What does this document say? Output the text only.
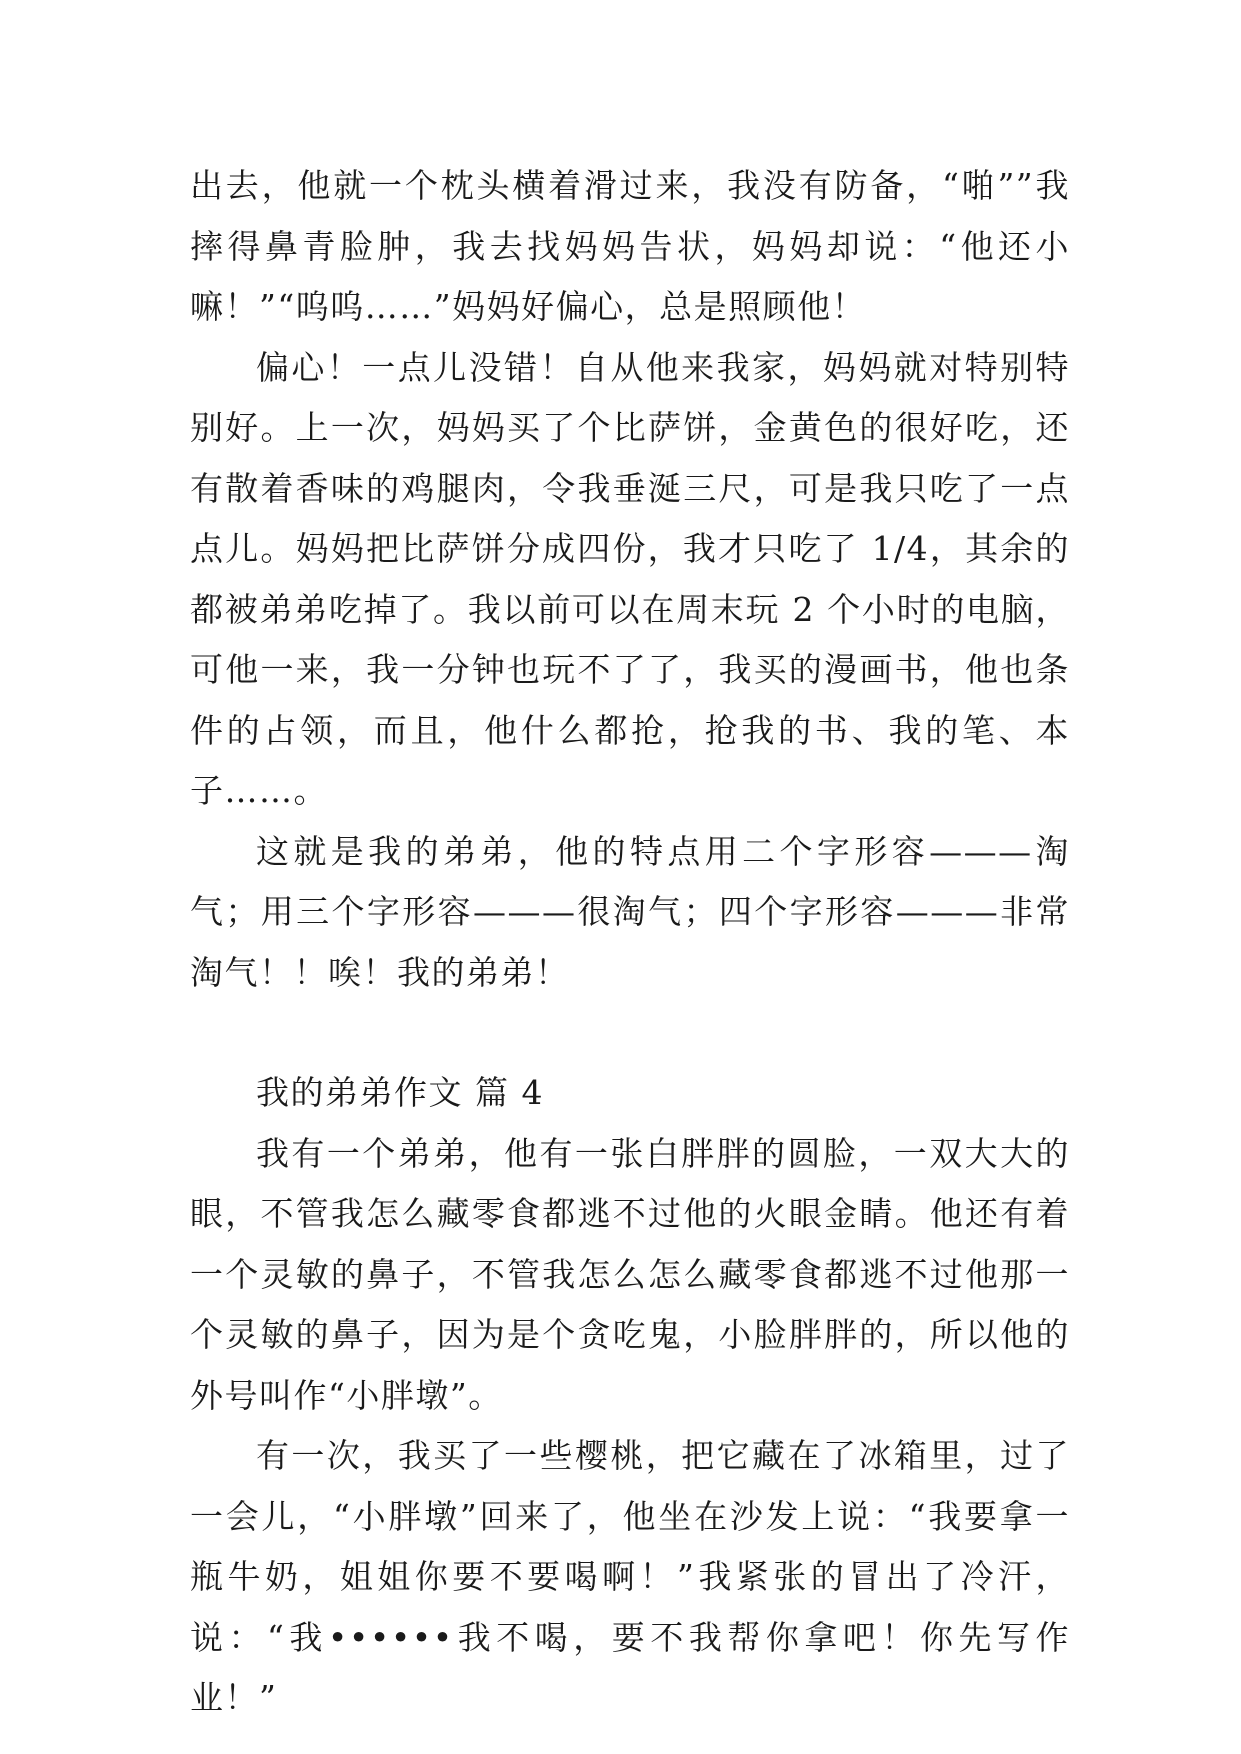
出去，他就一个枕头横着滑过来，我没有防备，“啪””我摔得鼻青脸肿，我去找妈妈告状，妈妈却说：“他还小嘛！”“呜呜……”妈妈好偏心，总是照顾他！

偏心！一点儿没错！自从他来我家，妈妈就对特别特别好。上一次，妈妈买了个比萨饼，金黄色的很好吃，还有散着香味的鸡腿肉，令我垂涎三尺，可是我只吃了一点点儿。妈妈把比萨饼分成四份，我才只吃了 1/4，其余的都被弟弟吃掉了。我以前可以在周末玩 2 个小时的电脑，可他一来，我一分钟也玩不了了，我买的漫画书，他也条件的占领，而且，他什么都抢，抢我的书、我的笔、本子……。

这就是我的弟弟，他的特点用二个字形容———淘气；用三个字形容———很淘气；四个字形容———非常淘气！！唉！我的弟弟！

我的弟弟作文 篇 4

我有一个弟弟，他有一张白胖胖的圆脸，一双大大的眼，不管我怎么藏零食都逃不过他的火眼金睛。他还有着一个灵敏的鼻子，不管我怎么怎么藏零食都逃不过他那一个灵敏的鼻子，因为是个贪吃鬼，小脸胖胖的，所以他的外号叫作“小胖墩”。

有一次，我买了一些樱桃，把它藏在了冰箱里，过了一会儿，“小胖墩”回来了，他坐在沙发上说：“我要拿一瓶牛奶，姐姐你要不要喝啊！”我紧张的冒出了冷汗，说：“我••••••我不喝，要不我帮你拿吧！你先写作业！”
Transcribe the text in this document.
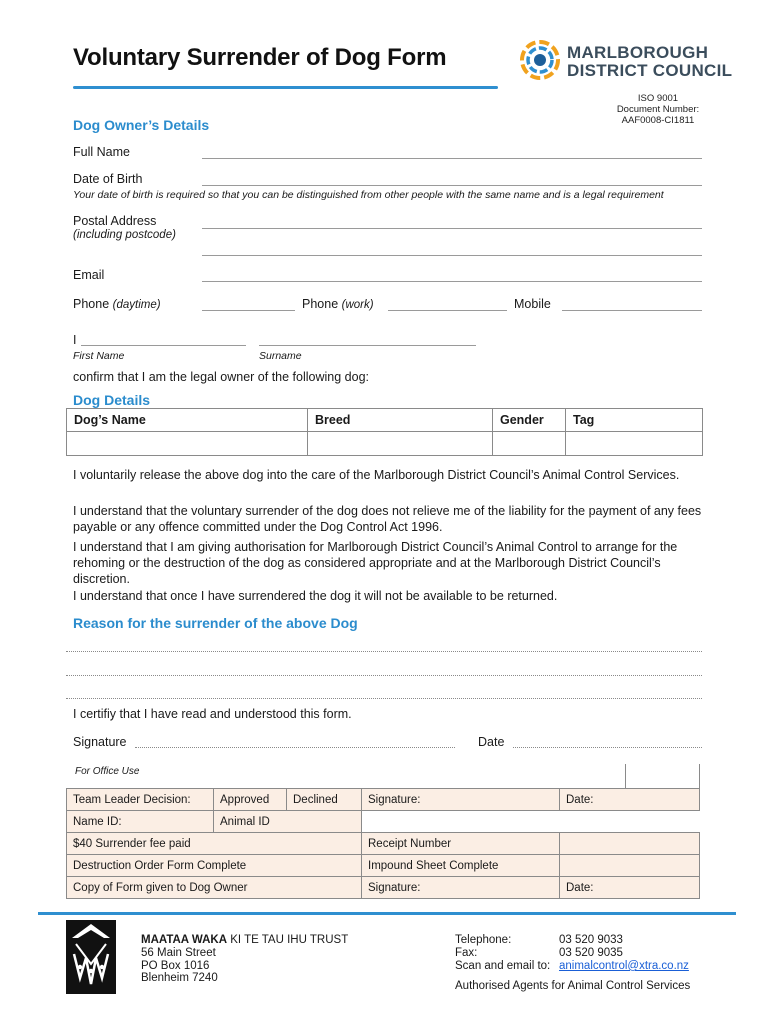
Voluntary Surrender of Dog Form	MARLBOROUGH
DISTRICT COUNCIL
ISO 9001
Document Number:
AAF0008-CI1811
Dog Owner’s Details
Full Name
Date of Birth
Your date of birth is required so that you can be distinguished from other people with the same name and is a legal requirement
Postal Address
(including postcode)
Email
Phone (daytime)	Phone (work)	Mobile
I
First Name	Surname
confirm that I am the legal owner of the following dog:
Dog Details
Dog’s Name	Breed	Gender	Tag

I voluntarily release the above dog into the care of the Marlborough District Council’s Animal Control Services.
I understand that the voluntary surrender of the dog does not relieve me of the liability for the payment of any fees payable or any offence committed under the Dog Control Act 1996.
I understand that I am giving authorisation for Marlborough District Council’s Animal Control to arrange for the rehoming or the destruction of the dog as considered appropriate and at the Marlborough District Council’s discretion.
I understand that once I have surrendered the dog it will not be available to be returned.
Reason for the surrender of the above Dog
I certifiy that I have read and understood this form.
Signature	Date
For Office Use
Team Leader Decision:	Approved	Declined	Signature:		Date:	
Name ID:	Animal ID					
$40 Surrender fee paid			Receipt Number			
Destruction Order Form Complete			Impound Sheet Complete			
Copy of Form given to Dog Owner			Signature:		Date:	
MAATAA WAKA KI TE TAU IHU TRUST
56 Main Street
PO Box 1016
Blenheim 7240
Telephone:	03 520 9033
Fax:	03 520 9035
Scan and email to: animalcontrol@xtra.co.nz
Authorised Agents for Animal Control Services
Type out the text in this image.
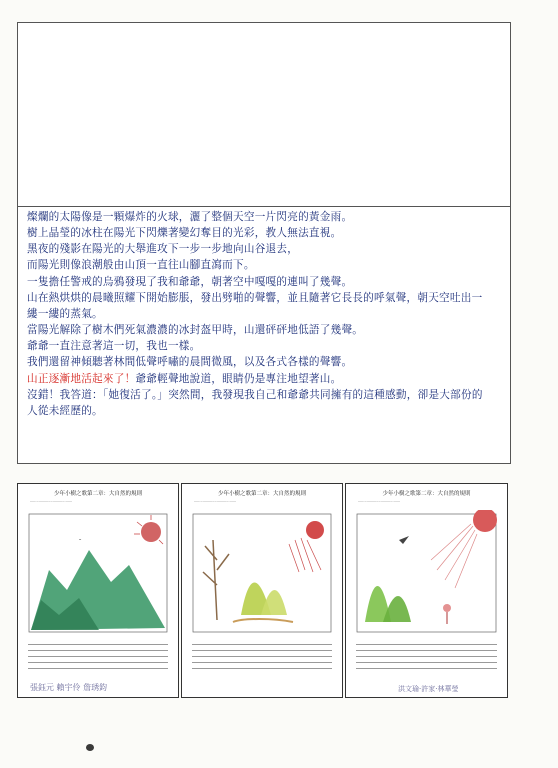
燦爛的太陽像是一顆爆炸的火球，灑了整個天空一片閃亮的黃金雨。
樹上晶瑩的冰柱在陽光下閃爍著變幻奪目的光彩，教人無法直視。
黑夜的殘影在陽光的大舉進攻下一步一步地向山谷退去，
而陽光則像浪潮般由山頂一直往山腳直瀉而下。
一隻擔任警戒的烏鴉發現了我和爺爺，朝著空中嘎嘎的連叫了幾聲。
山在熱烘烘的晨曦照耀下開始膨脹，發出劈啪的聲響，並且隨著它長長的呼氣聲，朝天空吐出一
縷一縷的蒸氣。
當陽光解除了樹木們死氣濃濃的冰封盔甲時，山還砰砰地低語了幾聲。
爺爺一直注意著這一切，我也一樣。
我們還留神傾聽著林間低聲呼嘯的晨間微風，以及各式各樣的聲響。
山正逐漸地活起來了！爺爺輕聲地說道，眼睛仍是專注地望著山。
沒錯！我答道：「她復活了。」突然間，我發現我自己和爺爺共同擁有的這種感動，卻是大部份的
人從未經歷的。
少年小樹之歌第二章：大自然的規則
·······································
ᵕ
張鈺元 賴宇伶 詹琇鈞
少年小樹之歌第二章：大自然的規則
·······································
少年小樹之歌第二章：大自然的規則
·······································
洪文瑜·許家·林華瑩
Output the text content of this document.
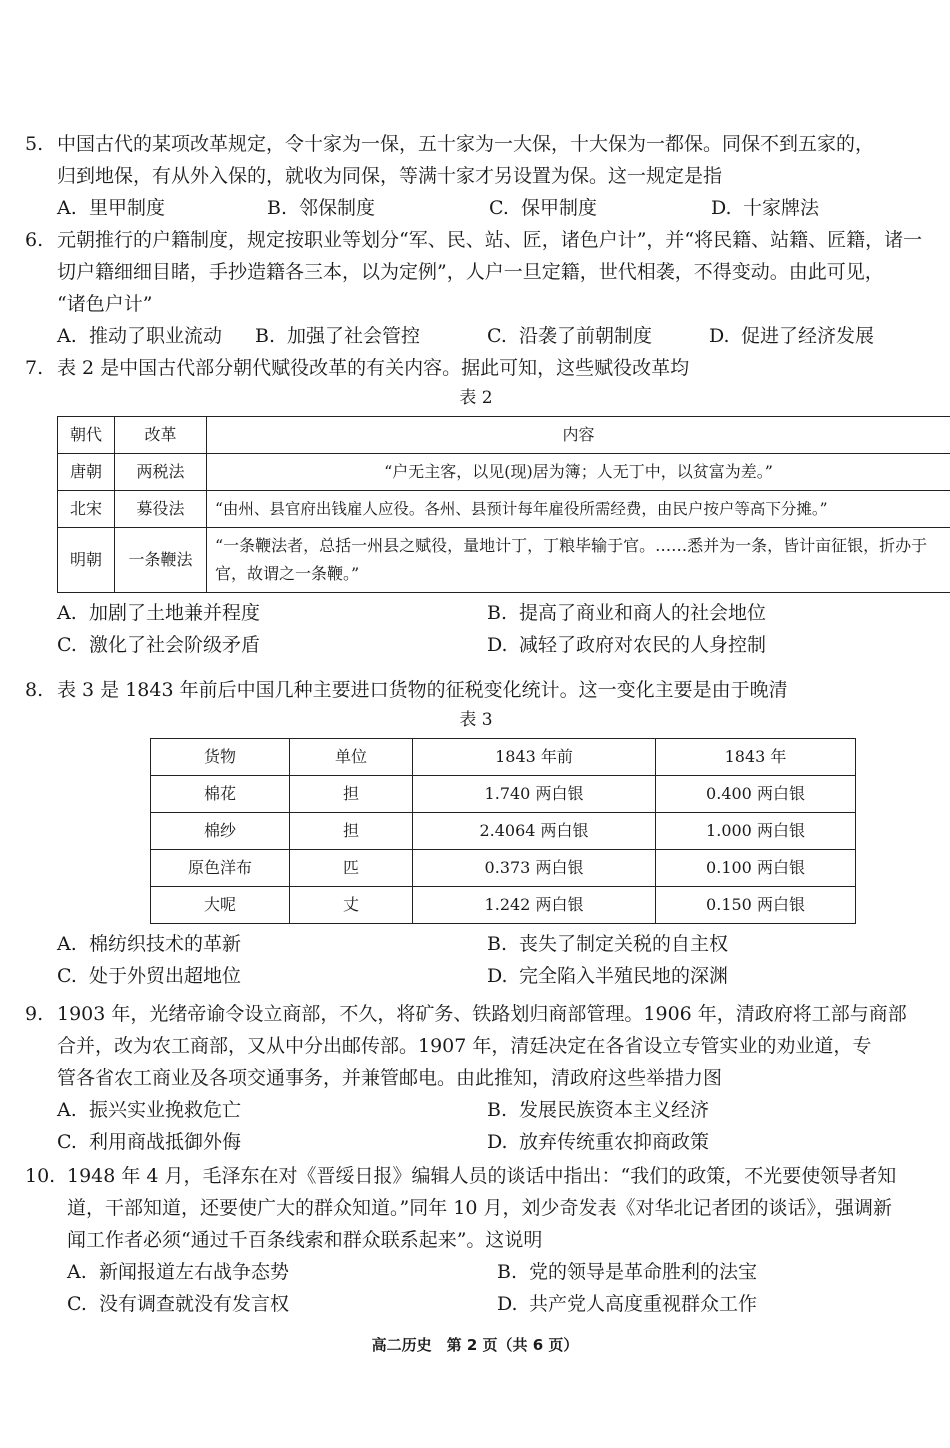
5. 中国古代的某项改革规定，令十家为一保，五十家为一大保，十大保为一都保。同保不到五家的，

归到地保，有从外入保的，就收为同保，等满十家才另设置为保。这一规定是指

A. 里甲制度	B. 邻保制度	C. 保甲制度	D. 十家牌法

6. 元朝推行的户籍制度，规定按职业等划分“军、民、站、匠，诸色户计”，并“将民籍、站籍、匠籍，诸一

切户籍细细目睹，手抄造籍各三本，以为定例”，人户一旦定籍，世代相袭，不得变动。由此可见，

“诸色户计”

A. 推动了职业流动	B. 加强了社会管控	C. 沿袭了前朝制度	D. 促进了经济发展

7. 表 2 是中国古代部分朝代赋役改革的有关内容。据此可知，这些赋役改革均

表 2
朝代	改革	内容
唐朝	两税法	“户无主客，以见(现)居为簿；人无丁中，以贫富为差。”
北宋	募役法	“由州、县官府出钱雇人应役。各州、县预计每年雇役所需经费，由民户按户等高下分摊。”
明朝	一条鞭法	“一条鞭法者，总括一州县之赋役，量地计丁，丁粮毕输于官。……悉并为一条，皆计亩征银，折办于官，故谓之一条鞭。”
A. 加剧了土地兼并程度	B. 提高了商业和商人的社会地位
C. 激化了社会阶级矛盾	D. 减轻了政府对农民的人身控制

8. 表 3 是 1843 年前后中国几种主要进口货物的征税变化统计。这一变化主要是由于晚清

表 3
货物	单位	1843 年前	1843 年
棉花	担	1.740 两白银	0.400 两白银
棉纱	担	2.4064 两白银	1.000 两白银
原色洋布	匹	0.373 两白银	0.100 两白银
大呢	丈	1.242 两白银	0.150 两白银
A. 棉纺织技术的革新	B. 丧失了制定关税的自主权
C. 处于外贸出超地位	D. 完全陷入半殖民地的深渊

9. 1903 年，光绪帝谕令设立商部，不久，将矿务、铁路划归商部管理。1906 年，清政府将工部与商部

合并，改为农工商部，又从中分出邮传部。1907 年，清廷决定在各省设立专管实业的劝业道，专

管各省农工商业及各项交通事务，并兼管邮电。由此推知，清政府这些举措力图

A. 振兴实业挽救危亡	B. 发展民族资本主义经济
C. 利用商战抵御外侮	D. 放弃传统重农抑商政策

10. 1948 年 4 月，毛泽东在对《晋绥日报》编辑人员的谈话中指出：“我们的政策，不光要使领导者知

道，干部知道，还要使广大的群众知道。”同年 10 月，刘少奇发表《对华北记者团的谈话》，强调新

闻工作者必须“通过千百条线索和群众联系起来”。这说明

A. 新闻报道左右战争态势	B. 党的领导是革命胜利的法宝
C. 没有调查就没有发言权	D. 共产党人高度重视群众工作
高二历史　第 2 页（共 6 页）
_____
Problem description => Take the entries shown above and quote them verbatim, passing over the pictures.

Result of this task =>
What does this document say? Output the text only.
出去，他就一个枕头横着滑过来，我没有防备，“啪””我摔得鼻青脸肿，我去找妈妈告状，妈妈却说：“他还小嘛！”“呜呜……”妈妈好偏心，总是照顾他！

偏心！一点儿没错！自从他来我家，妈妈就对特别特别好。上一次，妈妈买了个比萨饼，金黄色的很好吃，还有散着香味的鸡腿肉，令我垂涎三尺，可是我只吃了一点点儿。妈妈把比萨饼分成四份，我才只吃了 1/4，其余的都被弟弟吃掉了。我以前可以在周末玩 2 个小时的电脑，可他一来，我一分钟也玩不了了，我买的漫画书，他也条件的占领，而且，他什么都抢，抢我的书、我的笔、本子……。

这就是我的弟弟，他的特点用二个字形容———淘气；用三个字形容———很淘气；四个字形容———非常淘气！！唉！我的弟弟！

我的弟弟作文 篇 4

我有一个弟弟，他有一张白胖胖的圆脸，一双大大的眼，不管我怎么藏零食都逃不过他的火眼金睛。他还有着一个灵敏的鼻子，不管我怎么怎么藏零食都逃不过他那一个灵敏的鼻子，因为是个贪吃鬼，小脸胖胖的，所以他的外号叫作“小胖墩”。

有一次，我买了一些樱桃，把它藏在了冰箱里，过了一会儿，“小胖墩”回来了，他坐在沙发上说：“我要拿一瓶牛奶，姐姐你要不要喝啊！”我紧张的冒出了冷汗，说：“我••••••我不喝，要不我帮你拿吧！你先写作业！”
Transcribe the text in this document.
Voluntary Surrender of Dog Form	MARLBOROUGH
DISTRICT COUNCIL
ISO 9001
Document Number:
AAF0008-CI1811
Dog Owner’s Details
Full Name
Date of Birth
Your date of birth is required so that you can be distinguished from other people with the same name and is a legal requirement
Postal Address
(including postcode)
Email
Phone (daytime)	Phone (work)	Mobile
I
First Name	Surname
confirm that I am the legal owner of the following dog:
Dog Details
Dog’s Name	Breed	Gender	Tag

I voluntarily release the above dog into the care of the Marlborough District Council’s Animal Control Services.
I understand that the voluntary surrender of the dog does not relieve me of the liability for the payment of any fees payable or any offence committed under the Dog Control Act 1996.
I understand that I am giving authorisation for Marlborough District Council’s Animal Control to arrange for the rehoming or the destruction of the dog as considered appropriate and at the Marlborough District Council’s discretion.
I understand that once I have surrendered the dog it will not be available to be returned.
Reason for the surrender of the above Dog
I certifiy that I have read and understood this form.
Signature	Date
For Office Use
Team Leader Decision:	Approved	Declined	Signature:		Date:	
Name ID:	Animal ID					
$40 Surrender fee paid			Receipt Number			
Destruction Order Form Complete			Impound Sheet Complete			
Copy of Form given to Dog Owner			Signature:		Date:	
MAATAA WAKA KI TE TAU IHU TRUST
56 Main Street
PO Box 1016
Blenheim 7240
Telephone:	03 520 9033
Fax:	03 520 9035
Scan and email to: animalcontrol@xtra.co.nz
Authorised Agents for Animal Control Services
Type out the text in this image.
燦爛的太陽像是一顆爆炸的火球，灑了整個天空一片閃亮的黃金雨。
樹上晶瑩的冰柱在陽光下閃爍著變幻奪目的光彩，教人無法直視。
黑夜的殘影在陽光的大舉進攻下一步一步地向山谷退去，
而陽光則像浪潮般由山頂一直往山腳直瀉而下。
一隻擔任警戒的烏鴉發現了我和爺爺，朝著空中嘎嘎的連叫了幾聲。
山在熱烘烘的晨曦照耀下開始膨脹，發出劈啪的聲響，並且隨著它長長的呼氣聲，朝天空吐出一
縷一縷的蒸氣。
當陽光解除了樹木們死氣濃濃的冰封盔甲時，山還砰砰地低語了幾聲。
爺爺一直注意著這一切，我也一樣。
我們還留神傾聽著林間低聲呼嘯的晨間微風，以及各式各樣的聲響。
山正逐漸地活起來了！爺爺輕聲地說道，眼睛仍是專注地望著山。
沒錯！我答道：「她復活了。」突然間，我發現我自己和爺爺共同擁有的這種感動，卻是大部份的
人從未經歷的。
少年小樹之歌第二章：大自然的規則
·······································
ᵕ
張鈺元 賴宇伶 詹琇鈞
少年小樹之歌第二章：大自然的規則
·······································
少年小樹之歌第二章：大自然的規則
·······································
洪文瑜·許家·林華瑩
Output the text content of this document.
5. 中国古代的某项改革规定，令十家为一保，五十家为一大保，十大保为一都保。同保不到五家的，

归到地保，有从外入保的，就收为同保，等满十家才另设置为保。这一规定是指

A. 里甲制度	B. 邻保制度	C. 保甲制度	D. 十家牌法

6. 元朝推行的户籍制度，规定按职业等划分“军、民、站、匠，诸色户计”，并“将民籍、站籍、匠籍，诸一

切户籍细细目睹，手抄造籍各三本，以为定例”，人户一旦定籍，世代相袭，不得变动。由此可见，

“诸色户计”

A. 推动了职业流动	B. 加强了社会管控	C. 沿袭了前朝制度	D. 促进了经济发展

7. 表 2 是中国古代部分朝代赋役改革的有关内容。据此可知，这些赋役改革均

表 2
朝代	改革	内容
唐朝	两税法	“户无主客，以见(现)居为簿；人无丁中，以贫富为差。”
北宋	募役法	“由州、县官府出钱雇人应役。各州、县预计每年雇役所需经费，由民户按户等高下分摊。”
明朝	一条鞭法	“一条鞭法者，总括一州县之赋役，量地计丁，丁粮毕输于官。……悉并为一条，皆计亩征银，折办于官，故谓之一条鞭。”
A. 加剧了土地兼并程度	B. 提高了商业和商人的社会地位
C. 激化了社会阶级矛盾	D. 减轻了政府对农民的人身控制

8. 表 3 是 1843 年前后中国几种主要进口货物的征税变化统计。这一变化主要是由于晚清

表 3
货物	单位	1843 年前	1843 年
棉花	担	1.740 两白银	0.400 两白银
棉纱	担	2.4064 两白银	1.000 两白银
原色洋布	匹	0.373 两白银	0.100 两白银
大呢	丈	1.242 两白银	0.150 两白银
A. 棉纺织技术的革新	B. 丧失了制定关税的自主权
C. 处于外贸出超地位	D. 完全陷入半殖民地的深渊

9. 1903 年，光绪帝谕令设立商部，不久，将矿务、铁路划归商部管理。1906 年，清政府将工部与商部

合并，改为农工商部，又从中分出邮传部。1907 年，清廷决定在各省设立专管实业的劝业道，专

管各省农工商业及各项交通事务，并兼管邮电。由此推知，清政府这些举措力图

A. 振兴实业挽救危亡	B. 发展民族资本主义经济
C. 利用商战抵御外侮	D. 放弃传统重农抑商政策

10. 1948 年 4 月，毛泽东在对《晋绥日报》编辑人员的谈话中指出：“我们的政策，不光要使领导者知

道，干部知道，还要使广大的群众知道。”同年 10 月，刘少奇发表《对华北记者团的谈话》，强调新

闻工作者必须“通过千百条线索和群众联系起来”。这说明

A. 新闻报道左右战争态势	B. 党的领导是革命胜利的法宝
C. 没有调查就没有发言权	D. 共产党人高度重视群众工作
高二历史　第 2 页（共 6 页）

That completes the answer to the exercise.